**Task goal:**
Each line that includes "Fiber" counts once; give the total and nothing besides.

Provided information start

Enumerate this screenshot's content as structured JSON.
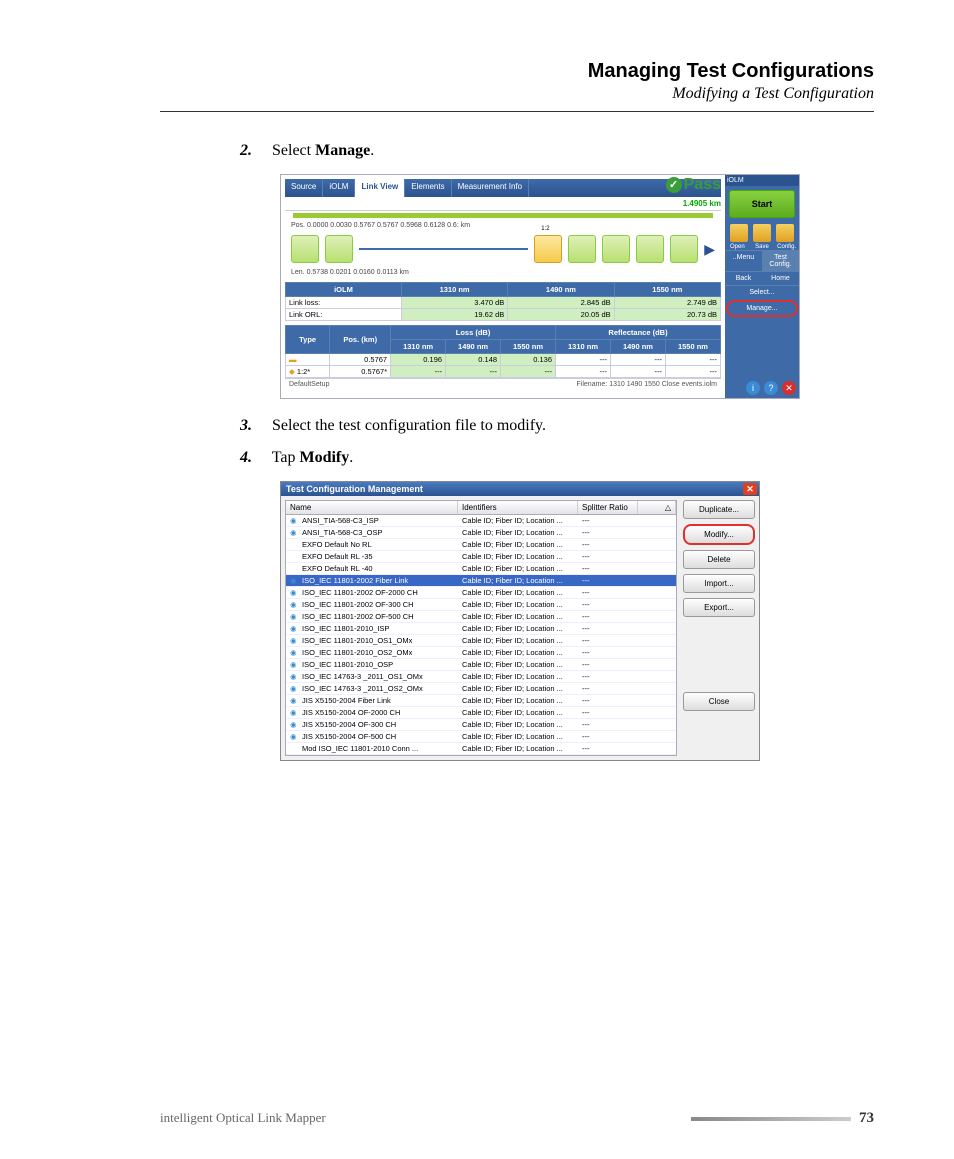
{
  "header": {
    "title": "Managing Test Configurations",
    "subtitle": "Modifying a Test Configuration"
  },
  "steps": {
    "s2": {
      "num": "2.",
      "pre": "Select ",
      "bold": "Manage",
      "post": "."
    },
    "s3": {
      "num": "3.",
      "text": "Select the test configuration file to modify."
    },
    "s4": {
      "num": "4.",
      "pre": "Tap ",
      "bold": "Modify",
      "post": "."
    }
  },
  "footer": {
    "product": "intelligent Optical Link Mapper",
    "page": "73"
  },
  "shot1": {
    "tabs": [
      "Source",
      "iOLM",
      "Link View",
      "Elements",
      "Measurement Info"
    ],
    "active_tab_idx": 2,
    "pass": "Pass",
    "distance": "1.4905 km",
    "pos_label": "Pos.",
    "positions": [
      "0.0000",
      "0.0030",
      "0.5767",
      "0.5767",
      "0.5968",
      "0.6128",
      "0.6:"
    ],
    "km": "km",
    "len_label": "Len.",
    "lengths": [
      "0.5738",
      "",
      "0.0201",
      "0.0160",
      "0.0113"
    ],
    "splitter_label": "1:2",
    "iolm_head": "iOLM",
    "wavelengths": [
      "1310 nm",
      "1490 nm",
      "1550 nm"
    ],
    "link_loss_label": "Link loss:",
    "link_loss": [
      "3.470 dB",
      "2.845 dB",
      "2.749 dB"
    ],
    "link_orl_label": "Link ORL:",
    "link_orl": [
      "19.62 dB",
      "20.05 dB",
      "20.73 dB"
    ],
    "tbl_headers": [
      "Type",
      "Pos. (km)",
      "Loss (dB)",
      "Reflectance (dB)"
    ],
    "tbl_wl": [
      "1310 nm",
      "1490 nm",
      "1550 nm",
      "1310 nm",
      "1490 nm",
      "1550 nm"
    ],
    "tbl_rows": [
      {
        "type": "",
        "pos": "0.5767",
        "l1": "0.196",
        "l2": "0.148",
        "l3": "0.136",
        "r1": "---",
        "r2": "---",
        "r3": "---"
      },
      {
        "type": "1:2*",
        "pos": "0.5767*",
        "l1": "---",
        "l2": "---",
        "l3": "---",
        "r1": "---",
        "r2": "---",
        "r3": "---"
      }
    ],
    "status_left": "DefaultSetup",
    "status_right": "Filename: 1310 1490 1550 Close events.iolm",
    "side": {
      "app": "iOLM",
      "start": "Start",
      "icons": [
        "Open",
        "Save",
        "Config."
      ],
      "menu_tab": [
        "..Menu",
        "Test Config."
      ],
      "back": "Back",
      "home": "Home",
      "select": "Select...",
      "manage": "Manage..."
    }
  },
  "shot2": {
    "title": "Test Configuration Management",
    "cols": [
      "Name",
      "Identifiers",
      "Splitter Ratio"
    ],
    "idtext": "Cable ID; Fiber ID; Location ...",
    "dash": "---",
    "rows": [
      {
        "n": "ANSI_TIA-568-C3_ISP",
        "g": true
      },
      {
        "n": "ANSI_TIA-568-C3_OSP",
        "g": true
      },
      {
        "n": "EXFO Default No RL",
        "g": false
      },
      {
        "n": "EXFO Default RL -35",
        "g": false
      },
      {
        "n": "EXFO Default RL -40",
        "g": false
      },
      {
        "n": "ISO_IEC 11801-2002 Fiber Link",
        "g": true,
        "sel": true
      },
      {
        "n": "ISO_IEC 11801-2002 OF-2000 CH",
        "g": true
      },
      {
        "n": "ISO_IEC 11801-2002 OF-300 CH",
        "g": true
      },
      {
        "n": "ISO_IEC 11801-2002 OF-500 CH",
        "g": true
      },
      {
        "n": "ISO_IEC 11801-2010_ISP",
        "g": true
      },
      {
        "n": "ISO_IEC 11801-2010_OS1_OMx",
        "g": true
      },
      {
        "n": "ISO_IEC 11801-2010_OS2_OMx",
        "g": true
      },
      {
        "n": "ISO_IEC 11801-2010_OSP",
        "g": true
      },
      {
        "n": "ISO_IEC 14763-3 _2011_OS1_OMx",
        "g": true
      },
      {
        "n": "ISO_IEC 14763-3 _2011_OS2_OMx",
        "g": true
      },
      {
        "n": "JIS X5150-2004 Fiber Link",
        "g": true
      },
      {
        "n": "JIS X5150-2004 OF-2000 CH",
        "g": true
      },
      {
        "n": "JIS X5150-2004 OF-300 CH",
        "g": true
      },
      {
        "n": "JIS X5150-2004 OF-500 CH",
        "g": true
      },
      {
        "n": "Mod ISO_IEC 11801-2010 Conn ...",
        "g": false
      }
    ],
    "btns": {
      "dup": "Duplicate...",
      "mod": "Modify...",
      "del": "Delete",
      "imp": "Import...",
      "exp": "Export...",
      "close": "Close"
    }
  }
}
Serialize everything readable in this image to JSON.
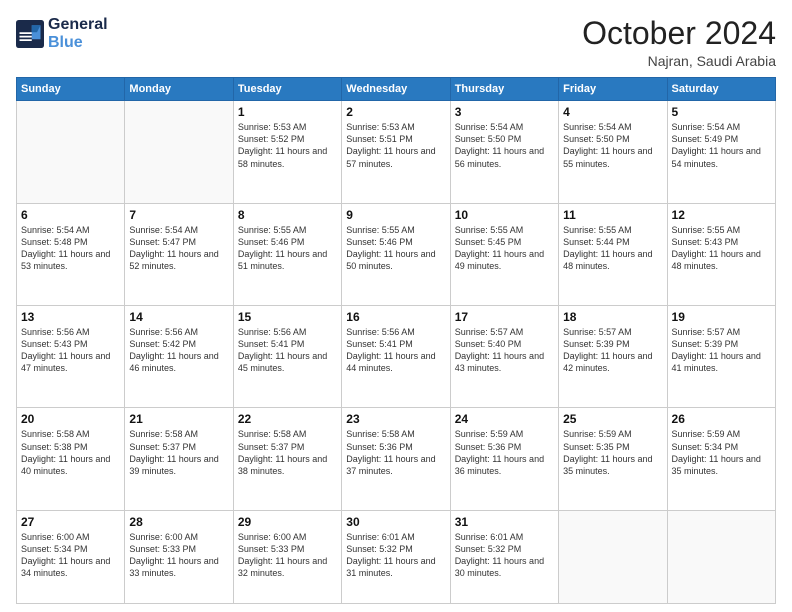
{
  "header": {
    "logo_line1": "General",
    "logo_line2": "Blue",
    "month": "October 2024",
    "location": "Najran, Saudi Arabia"
  },
  "weekdays": [
    "Sunday",
    "Monday",
    "Tuesday",
    "Wednesday",
    "Thursday",
    "Friday",
    "Saturday"
  ],
  "weeks": [
    [
      {
        "day": "",
        "sunrise": "",
        "sunset": "",
        "daylight": ""
      },
      {
        "day": "",
        "sunrise": "",
        "sunset": "",
        "daylight": ""
      },
      {
        "day": "1",
        "sunrise": "Sunrise: 5:53 AM",
        "sunset": "Sunset: 5:52 PM",
        "daylight": "Daylight: 11 hours and 58 minutes."
      },
      {
        "day": "2",
        "sunrise": "Sunrise: 5:53 AM",
        "sunset": "Sunset: 5:51 PM",
        "daylight": "Daylight: 11 hours and 57 minutes."
      },
      {
        "day": "3",
        "sunrise": "Sunrise: 5:54 AM",
        "sunset": "Sunset: 5:50 PM",
        "daylight": "Daylight: 11 hours and 56 minutes."
      },
      {
        "day": "4",
        "sunrise": "Sunrise: 5:54 AM",
        "sunset": "Sunset: 5:50 PM",
        "daylight": "Daylight: 11 hours and 55 minutes."
      },
      {
        "day": "5",
        "sunrise": "Sunrise: 5:54 AM",
        "sunset": "Sunset: 5:49 PM",
        "daylight": "Daylight: 11 hours and 54 minutes."
      }
    ],
    [
      {
        "day": "6",
        "sunrise": "Sunrise: 5:54 AM",
        "sunset": "Sunset: 5:48 PM",
        "daylight": "Daylight: 11 hours and 53 minutes."
      },
      {
        "day": "7",
        "sunrise": "Sunrise: 5:54 AM",
        "sunset": "Sunset: 5:47 PM",
        "daylight": "Daylight: 11 hours and 52 minutes."
      },
      {
        "day": "8",
        "sunrise": "Sunrise: 5:55 AM",
        "sunset": "Sunset: 5:46 PM",
        "daylight": "Daylight: 11 hours and 51 minutes."
      },
      {
        "day": "9",
        "sunrise": "Sunrise: 5:55 AM",
        "sunset": "Sunset: 5:46 PM",
        "daylight": "Daylight: 11 hours and 50 minutes."
      },
      {
        "day": "10",
        "sunrise": "Sunrise: 5:55 AM",
        "sunset": "Sunset: 5:45 PM",
        "daylight": "Daylight: 11 hours and 49 minutes."
      },
      {
        "day": "11",
        "sunrise": "Sunrise: 5:55 AM",
        "sunset": "Sunset: 5:44 PM",
        "daylight": "Daylight: 11 hours and 48 minutes."
      },
      {
        "day": "12",
        "sunrise": "Sunrise: 5:55 AM",
        "sunset": "Sunset: 5:43 PM",
        "daylight": "Daylight: 11 hours and 48 minutes."
      }
    ],
    [
      {
        "day": "13",
        "sunrise": "Sunrise: 5:56 AM",
        "sunset": "Sunset: 5:43 PM",
        "daylight": "Daylight: 11 hours and 47 minutes."
      },
      {
        "day": "14",
        "sunrise": "Sunrise: 5:56 AM",
        "sunset": "Sunset: 5:42 PM",
        "daylight": "Daylight: 11 hours and 46 minutes."
      },
      {
        "day": "15",
        "sunrise": "Sunrise: 5:56 AM",
        "sunset": "Sunset: 5:41 PM",
        "daylight": "Daylight: 11 hours and 45 minutes."
      },
      {
        "day": "16",
        "sunrise": "Sunrise: 5:56 AM",
        "sunset": "Sunset: 5:41 PM",
        "daylight": "Daylight: 11 hours and 44 minutes."
      },
      {
        "day": "17",
        "sunrise": "Sunrise: 5:57 AM",
        "sunset": "Sunset: 5:40 PM",
        "daylight": "Daylight: 11 hours and 43 minutes."
      },
      {
        "day": "18",
        "sunrise": "Sunrise: 5:57 AM",
        "sunset": "Sunset: 5:39 PM",
        "daylight": "Daylight: 11 hours and 42 minutes."
      },
      {
        "day": "19",
        "sunrise": "Sunrise: 5:57 AM",
        "sunset": "Sunset: 5:39 PM",
        "daylight": "Daylight: 11 hours and 41 minutes."
      }
    ],
    [
      {
        "day": "20",
        "sunrise": "Sunrise: 5:58 AM",
        "sunset": "Sunset: 5:38 PM",
        "daylight": "Daylight: 11 hours and 40 minutes."
      },
      {
        "day": "21",
        "sunrise": "Sunrise: 5:58 AM",
        "sunset": "Sunset: 5:37 PM",
        "daylight": "Daylight: 11 hours and 39 minutes."
      },
      {
        "day": "22",
        "sunrise": "Sunrise: 5:58 AM",
        "sunset": "Sunset: 5:37 PM",
        "daylight": "Daylight: 11 hours and 38 minutes."
      },
      {
        "day": "23",
        "sunrise": "Sunrise: 5:58 AM",
        "sunset": "Sunset: 5:36 PM",
        "daylight": "Daylight: 11 hours and 37 minutes."
      },
      {
        "day": "24",
        "sunrise": "Sunrise: 5:59 AM",
        "sunset": "Sunset: 5:36 PM",
        "daylight": "Daylight: 11 hours and 36 minutes."
      },
      {
        "day": "25",
        "sunrise": "Sunrise: 5:59 AM",
        "sunset": "Sunset: 5:35 PM",
        "daylight": "Daylight: 11 hours and 35 minutes."
      },
      {
        "day": "26",
        "sunrise": "Sunrise: 5:59 AM",
        "sunset": "Sunset: 5:34 PM",
        "daylight": "Daylight: 11 hours and 35 minutes."
      }
    ],
    [
      {
        "day": "27",
        "sunrise": "Sunrise: 6:00 AM",
        "sunset": "Sunset: 5:34 PM",
        "daylight": "Daylight: 11 hours and 34 minutes."
      },
      {
        "day": "28",
        "sunrise": "Sunrise: 6:00 AM",
        "sunset": "Sunset: 5:33 PM",
        "daylight": "Daylight: 11 hours and 33 minutes."
      },
      {
        "day": "29",
        "sunrise": "Sunrise: 6:00 AM",
        "sunset": "Sunset: 5:33 PM",
        "daylight": "Daylight: 11 hours and 32 minutes."
      },
      {
        "day": "30",
        "sunrise": "Sunrise: 6:01 AM",
        "sunset": "Sunset: 5:32 PM",
        "daylight": "Daylight: 11 hours and 31 minutes."
      },
      {
        "day": "31",
        "sunrise": "Sunrise: 6:01 AM",
        "sunset": "Sunset: 5:32 PM",
        "daylight": "Daylight: 11 hours and 30 minutes."
      },
      {
        "day": "",
        "sunrise": "",
        "sunset": "",
        "daylight": ""
      },
      {
        "day": "",
        "sunrise": "",
        "sunset": "",
        "daylight": ""
      }
    ]
  ]
}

Provided information end

**Solution:**
3